In our final paper of this issue, Kayode A. Alao and Olusegun Fatai Adebowale examine the attitudes of prisoners and warders (prison staff) to rehabilitative counselling in Nigerian prisons and the correlation between prisoners’ educational attainment and attitude towards rehabilitative counselling. The study sample comprised 123 prisoners and 110 warders selected by stratified random sampling from Osogbo prison headquarters and Ilesa and Ile-Ife prisons in southwestern Nigeria. Data were collected from a questionnaire, which was designed to elicit demographic information and attitudes towards rehabilitative counselling: data were analysed using percentages and χ2 statistics. The analysis indicated that most prisoners and prison staff possess a positive attitude towards rehabilitative counselling and no significant difference was found between the attitudes of prisoners and staff members on the basis of their prison status. However, a significant relationship between prisoners’ attitude to rehabilitative counselling and their educational attainment was noted, i.e. the better educated a prisoner was, the more favourably disposed s/he was towards rehabilitative counselling. The authors conclude that their study indicates a need for prisoners to receive rehabilitative counselling administered by trained personnel to facilitate re-integration into society and that prisoners are generally favourably disposed to the process. Moreover, prison officials were of the opinion that rehabilitative counselling should be available to prisoners in addition to the vocational education currently provided.

◆ **Exercise description**
According to the passage on rehabilitative counselling in Nigerian prisons, how many prisoners and how many warders were in the study sample? Please answer briefly.

◆ **Data listing**
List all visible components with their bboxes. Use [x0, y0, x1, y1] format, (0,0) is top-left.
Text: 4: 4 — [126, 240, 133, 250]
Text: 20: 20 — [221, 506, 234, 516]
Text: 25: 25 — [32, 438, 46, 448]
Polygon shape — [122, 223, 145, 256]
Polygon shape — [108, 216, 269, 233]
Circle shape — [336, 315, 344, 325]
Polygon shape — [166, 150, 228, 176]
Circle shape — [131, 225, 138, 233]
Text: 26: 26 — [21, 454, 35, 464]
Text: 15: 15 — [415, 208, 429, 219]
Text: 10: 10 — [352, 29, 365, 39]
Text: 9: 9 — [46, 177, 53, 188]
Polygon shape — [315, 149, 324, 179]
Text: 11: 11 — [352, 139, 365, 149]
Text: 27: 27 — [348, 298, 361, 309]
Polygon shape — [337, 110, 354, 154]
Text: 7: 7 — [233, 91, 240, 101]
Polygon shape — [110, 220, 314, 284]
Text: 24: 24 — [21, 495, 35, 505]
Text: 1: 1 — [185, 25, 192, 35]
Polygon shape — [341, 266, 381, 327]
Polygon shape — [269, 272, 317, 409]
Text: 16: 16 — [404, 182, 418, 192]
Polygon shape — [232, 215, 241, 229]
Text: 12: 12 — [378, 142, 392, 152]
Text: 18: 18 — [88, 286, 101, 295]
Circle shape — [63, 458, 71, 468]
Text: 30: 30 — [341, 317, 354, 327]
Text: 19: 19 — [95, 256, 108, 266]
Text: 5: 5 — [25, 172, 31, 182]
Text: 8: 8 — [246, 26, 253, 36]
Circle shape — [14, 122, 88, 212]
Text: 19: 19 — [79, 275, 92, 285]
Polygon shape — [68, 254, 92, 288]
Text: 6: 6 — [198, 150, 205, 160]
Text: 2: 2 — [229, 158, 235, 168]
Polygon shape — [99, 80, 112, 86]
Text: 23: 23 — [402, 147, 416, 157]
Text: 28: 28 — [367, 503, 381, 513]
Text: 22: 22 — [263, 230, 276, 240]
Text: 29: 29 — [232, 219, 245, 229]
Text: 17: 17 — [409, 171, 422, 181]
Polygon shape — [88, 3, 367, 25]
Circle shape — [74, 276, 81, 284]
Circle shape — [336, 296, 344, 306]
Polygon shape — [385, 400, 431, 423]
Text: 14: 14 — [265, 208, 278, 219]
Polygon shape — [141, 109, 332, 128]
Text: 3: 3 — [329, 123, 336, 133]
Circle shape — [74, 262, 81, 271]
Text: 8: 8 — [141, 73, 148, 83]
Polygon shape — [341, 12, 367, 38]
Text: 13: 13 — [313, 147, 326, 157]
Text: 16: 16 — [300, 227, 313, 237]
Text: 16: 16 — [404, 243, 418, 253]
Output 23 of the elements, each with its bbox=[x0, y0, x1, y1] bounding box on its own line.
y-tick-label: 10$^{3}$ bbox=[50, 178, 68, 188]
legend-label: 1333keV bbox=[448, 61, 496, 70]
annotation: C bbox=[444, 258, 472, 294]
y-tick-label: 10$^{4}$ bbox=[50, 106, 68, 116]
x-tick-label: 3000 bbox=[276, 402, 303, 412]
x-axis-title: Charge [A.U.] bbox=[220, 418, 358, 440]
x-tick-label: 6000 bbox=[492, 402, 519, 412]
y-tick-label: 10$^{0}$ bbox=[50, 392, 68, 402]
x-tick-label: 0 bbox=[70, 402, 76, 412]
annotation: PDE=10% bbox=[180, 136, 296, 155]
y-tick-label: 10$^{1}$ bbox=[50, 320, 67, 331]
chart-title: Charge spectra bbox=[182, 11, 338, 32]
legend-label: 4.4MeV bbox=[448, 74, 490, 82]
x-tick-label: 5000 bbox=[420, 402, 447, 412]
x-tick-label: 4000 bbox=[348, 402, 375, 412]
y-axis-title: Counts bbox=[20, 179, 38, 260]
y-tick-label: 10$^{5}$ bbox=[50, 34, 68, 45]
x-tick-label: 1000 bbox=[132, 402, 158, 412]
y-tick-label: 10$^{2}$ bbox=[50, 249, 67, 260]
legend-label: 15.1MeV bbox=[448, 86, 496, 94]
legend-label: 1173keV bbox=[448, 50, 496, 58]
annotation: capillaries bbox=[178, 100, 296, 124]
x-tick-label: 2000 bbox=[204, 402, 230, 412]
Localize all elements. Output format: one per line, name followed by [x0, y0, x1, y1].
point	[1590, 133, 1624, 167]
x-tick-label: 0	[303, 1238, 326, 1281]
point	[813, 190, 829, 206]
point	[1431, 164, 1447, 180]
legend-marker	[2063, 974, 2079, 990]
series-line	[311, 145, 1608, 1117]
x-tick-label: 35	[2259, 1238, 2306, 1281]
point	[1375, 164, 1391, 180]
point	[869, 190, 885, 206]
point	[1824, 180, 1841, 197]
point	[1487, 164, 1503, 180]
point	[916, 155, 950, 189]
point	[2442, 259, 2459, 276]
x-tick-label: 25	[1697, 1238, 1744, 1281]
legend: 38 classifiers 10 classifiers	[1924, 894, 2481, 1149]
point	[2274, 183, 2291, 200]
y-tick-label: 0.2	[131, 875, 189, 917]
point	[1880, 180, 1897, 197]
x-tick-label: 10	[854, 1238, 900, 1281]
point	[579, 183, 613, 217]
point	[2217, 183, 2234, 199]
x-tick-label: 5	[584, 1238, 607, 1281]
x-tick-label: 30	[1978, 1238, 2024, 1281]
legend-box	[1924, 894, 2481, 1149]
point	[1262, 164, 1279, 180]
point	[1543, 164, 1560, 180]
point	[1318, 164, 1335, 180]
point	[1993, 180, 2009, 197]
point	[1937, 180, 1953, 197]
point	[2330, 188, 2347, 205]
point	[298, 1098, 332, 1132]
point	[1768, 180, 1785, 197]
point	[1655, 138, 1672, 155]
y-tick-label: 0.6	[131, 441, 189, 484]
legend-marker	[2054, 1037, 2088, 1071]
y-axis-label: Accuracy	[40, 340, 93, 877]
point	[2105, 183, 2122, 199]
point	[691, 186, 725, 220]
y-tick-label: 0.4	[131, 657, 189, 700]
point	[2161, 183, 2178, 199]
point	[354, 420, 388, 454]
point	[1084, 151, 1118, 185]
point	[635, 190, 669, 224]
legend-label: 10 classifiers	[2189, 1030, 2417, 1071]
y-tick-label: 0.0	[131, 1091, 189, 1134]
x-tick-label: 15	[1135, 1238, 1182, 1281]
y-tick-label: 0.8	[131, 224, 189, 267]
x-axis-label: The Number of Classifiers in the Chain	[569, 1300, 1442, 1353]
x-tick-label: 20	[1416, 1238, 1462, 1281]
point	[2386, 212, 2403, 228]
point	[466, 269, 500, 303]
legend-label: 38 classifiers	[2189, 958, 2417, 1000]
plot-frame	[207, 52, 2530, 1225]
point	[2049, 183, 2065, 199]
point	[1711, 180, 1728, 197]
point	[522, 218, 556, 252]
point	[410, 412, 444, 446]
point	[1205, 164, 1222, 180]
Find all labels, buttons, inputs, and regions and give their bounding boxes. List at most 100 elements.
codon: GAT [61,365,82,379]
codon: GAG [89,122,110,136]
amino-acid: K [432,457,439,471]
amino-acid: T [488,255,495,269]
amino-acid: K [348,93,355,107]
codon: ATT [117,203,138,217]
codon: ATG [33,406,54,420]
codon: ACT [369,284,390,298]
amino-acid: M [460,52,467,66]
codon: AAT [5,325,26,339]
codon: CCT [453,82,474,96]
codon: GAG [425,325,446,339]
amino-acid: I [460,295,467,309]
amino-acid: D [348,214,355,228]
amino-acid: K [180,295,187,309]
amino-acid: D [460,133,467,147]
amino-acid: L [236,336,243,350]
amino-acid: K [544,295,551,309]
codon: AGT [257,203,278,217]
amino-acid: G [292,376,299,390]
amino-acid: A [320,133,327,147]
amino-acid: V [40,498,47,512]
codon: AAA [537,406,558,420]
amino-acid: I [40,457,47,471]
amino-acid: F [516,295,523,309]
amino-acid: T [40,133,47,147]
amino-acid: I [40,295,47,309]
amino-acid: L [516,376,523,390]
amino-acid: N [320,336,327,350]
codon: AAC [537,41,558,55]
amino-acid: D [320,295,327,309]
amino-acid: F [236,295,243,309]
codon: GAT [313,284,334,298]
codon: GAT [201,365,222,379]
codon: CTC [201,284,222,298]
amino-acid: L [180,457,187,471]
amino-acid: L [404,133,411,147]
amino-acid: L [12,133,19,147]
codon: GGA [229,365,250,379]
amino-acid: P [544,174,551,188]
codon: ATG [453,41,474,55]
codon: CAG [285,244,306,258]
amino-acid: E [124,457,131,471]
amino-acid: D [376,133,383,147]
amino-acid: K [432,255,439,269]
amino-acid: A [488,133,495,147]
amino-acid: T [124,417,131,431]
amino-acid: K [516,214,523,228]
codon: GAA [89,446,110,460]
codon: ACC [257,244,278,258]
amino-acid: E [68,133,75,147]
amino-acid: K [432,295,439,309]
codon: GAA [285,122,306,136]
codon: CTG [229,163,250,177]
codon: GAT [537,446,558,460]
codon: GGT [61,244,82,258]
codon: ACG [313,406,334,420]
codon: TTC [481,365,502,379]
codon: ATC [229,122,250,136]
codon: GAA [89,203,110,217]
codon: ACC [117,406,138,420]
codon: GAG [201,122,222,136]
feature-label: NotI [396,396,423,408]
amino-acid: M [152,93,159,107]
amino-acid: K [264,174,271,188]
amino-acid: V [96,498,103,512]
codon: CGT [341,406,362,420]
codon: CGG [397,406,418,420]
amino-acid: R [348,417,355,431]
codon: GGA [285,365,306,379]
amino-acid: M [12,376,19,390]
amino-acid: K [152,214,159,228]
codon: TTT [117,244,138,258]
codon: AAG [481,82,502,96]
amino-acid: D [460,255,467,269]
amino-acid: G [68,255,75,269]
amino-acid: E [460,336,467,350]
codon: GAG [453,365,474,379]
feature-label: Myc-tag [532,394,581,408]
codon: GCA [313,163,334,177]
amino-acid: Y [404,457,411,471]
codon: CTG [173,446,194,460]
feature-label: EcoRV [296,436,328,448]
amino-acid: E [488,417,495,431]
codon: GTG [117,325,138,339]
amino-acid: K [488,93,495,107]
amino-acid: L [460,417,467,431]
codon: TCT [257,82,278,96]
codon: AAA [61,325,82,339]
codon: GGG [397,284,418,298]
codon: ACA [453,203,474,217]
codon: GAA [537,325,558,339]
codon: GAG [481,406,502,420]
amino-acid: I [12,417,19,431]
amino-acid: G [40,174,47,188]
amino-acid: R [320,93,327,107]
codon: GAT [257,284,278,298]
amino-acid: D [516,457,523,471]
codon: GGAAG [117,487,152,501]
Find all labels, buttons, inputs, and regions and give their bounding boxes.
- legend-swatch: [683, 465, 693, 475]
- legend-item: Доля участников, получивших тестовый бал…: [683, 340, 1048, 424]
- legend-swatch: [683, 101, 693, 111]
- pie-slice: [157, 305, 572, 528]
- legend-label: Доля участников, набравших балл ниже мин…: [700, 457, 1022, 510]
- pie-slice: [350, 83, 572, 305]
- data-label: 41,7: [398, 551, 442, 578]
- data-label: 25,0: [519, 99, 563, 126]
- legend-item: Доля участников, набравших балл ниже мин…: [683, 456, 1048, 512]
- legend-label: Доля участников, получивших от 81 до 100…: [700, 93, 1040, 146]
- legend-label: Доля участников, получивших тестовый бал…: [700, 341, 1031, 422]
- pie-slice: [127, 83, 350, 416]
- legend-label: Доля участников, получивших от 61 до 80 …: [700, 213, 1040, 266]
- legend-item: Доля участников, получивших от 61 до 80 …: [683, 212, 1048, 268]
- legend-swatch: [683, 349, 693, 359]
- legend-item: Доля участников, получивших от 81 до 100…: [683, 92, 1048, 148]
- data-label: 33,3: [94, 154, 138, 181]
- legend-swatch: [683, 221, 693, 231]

◆ **Exercise answer**
123 prisoners and 110 warders.